Information supplied section start
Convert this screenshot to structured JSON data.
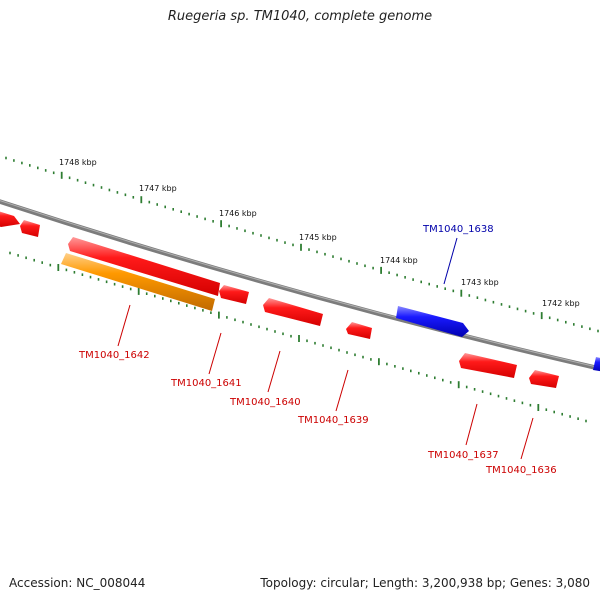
{
  "title": "Ruegeria sp. TM1040, complete genome",
  "footer": {
    "accession": "Accession: NC_008044",
    "summary": "Topology: circular; Length: 3,200,938 bp; Genes: 3,080"
  },
  "colors": {
    "backbone": "#808080",
    "tick": "#2e7d32",
    "reverse_gene": "#ff0000",
    "forward_gene": "#0000ee",
    "highlight_gene": "#ff9900",
    "label_reverse": "#cc0000",
    "label_forward": "#0000aa"
  },
  "scale_labels": [
    "1748 kbp",
    "1747 kbp",
    "1746 kbp",
    "1745 kbp",
    "1744 kbp",
    "1743 kbp",
    "1742 kbp"
  ],
  "gene_labels": [
    {
      "id": "TM1040_1642",
      "strand": "reverse"
    },
    {
      "id": "TM1040_1641",
      "strand": "reverse"
    },
    {
      "id": "TM1040_1640",
      "strand": "reverse"
    },
    {
      "id": "TM1040_1639",
      "strand": "reverse"
    },
    {
      "id": "TM1040_1638",
      "strand": "forward"
    },
    {
      "id": "TM1040_1637",
      "strand": "reverse"
    },
    {
      "id": "TM1040_1636",
      "strand": "reverse"
    }
  ]
}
Information supplied section end
§ **Task brief**: Copy out every entry above exactly. Leave the pictures out.

§ **Written reply**:
Convert this screenshot to structured JSON data.
{
  "title": "Ruegeria sp. TM1040, complete genome",
  "footer": {
    "accession": "Accession: NC_008044",
    "summary": "Topology: circular; Length: 3,200,938 bp; Genes: 3,080"
  },
  "colors": {
    "backbone": "#808080",
    "tick": "#2e7d32",
    "reverse_gene": "#ff0000",
    "forward_gene": "#0000ee",
    "highlight_gene": "#ff9900",
    "label_reverse": "#cc0000",
    "label_forward": "#0000aa"
  },
  "scale_labels": [
    "1748 kbp",
    "1747 kbp",
    "1746 kbp",
    "1745 kbp",
    "1744 kbp",
    "1743 kbp",
    "1742 kbp"
  ],
  "gene_labels": [
    {
      "id": "TM1040_1642",
      "strand": "reverse"
    },
    {
      "id": "TM1040_1641",
      "strand": "reverse"
    },
    {
      "id": "TM1040_1640",
      "strand": "reverse"
    },
    {
      "id": "TM1040_1639",
      "strand": "reverse"
    },
    {
      "id": "TM1040_1638",
      "strand": "forward"
    },
    {
      "id": "TM1040_1637",
      "strand": "reverse"
    },
    {
      "id": "TM1040_1636",
      "strand": "reverse"
    }
  ]
}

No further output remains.